___ Information provided
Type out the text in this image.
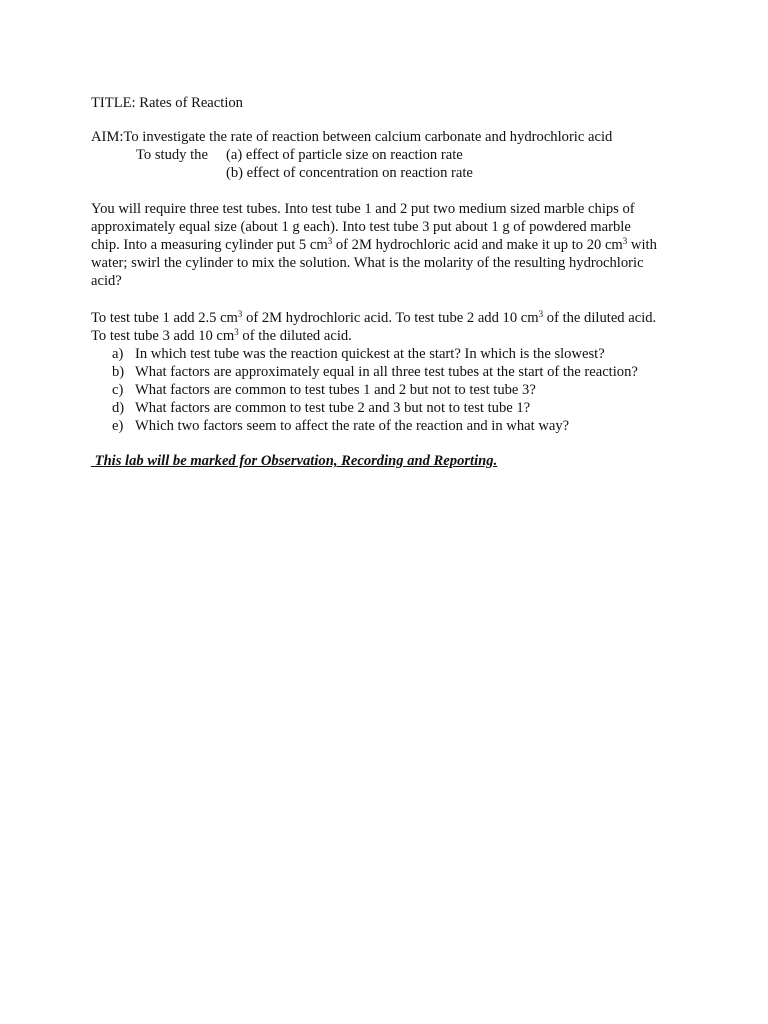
TITLE: Rates of Reaction
AIM:To investigate the rate of reaction between calcium carbonate and hydrochloric acid
To study the (a) effect of particle size on reaction rate
(b) effect of concentration on reaction rate
You will require three test tubes. Into test tube 1 and 2 put two medium sized marble chips of
approximately equal size (about 1 g each). Into test tube 3 put about 1 g of powdered marble
chip. Into a measuring cylinder put 5 $cm^3$ of 2M hydrochloric acid and make it up to 20 $cm^3$ with
water; swirl the cylinder to mix the solution. What is the molarity of the resulting hydrochloric
acid?
To test tube 1 add 2.5 $cm^3$ of 2M hydrochloric acid. To test tube 2 add 10 $cm^3$ of the diluted acid.
To test tube 3 add 10 $cm^3$ of the diluted acid.
a) In which test tube was the reaction quickest at the start? In which is the slowest?
b) What factors are approximately equal in all three test tubes at the start of the reaction?
c) What factors are common to test tubes 1 and 2 but not to test tube 3?
d) What factors are common to test tube 2 and 3 but not to test tube 1?
e) Which two factors seem to affect the rate of the reaction and in what way?
This lab will be marked for Observation, Recording and Reporting.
______
■ Short task ■
Each line in the entries above that includes the string "factors" should be extracted.

■ Solution to the problem ■
b) What factors are approximately equal in all three test tubes at the start of the reaction?
c) What factors are common to test tubes 1 and 2 but not to test tube 3?
d) What factors are common to test tube 2 and 3 but not to test tube 1?
e) Which two factors seem to affect the rate of the reaction and in what way?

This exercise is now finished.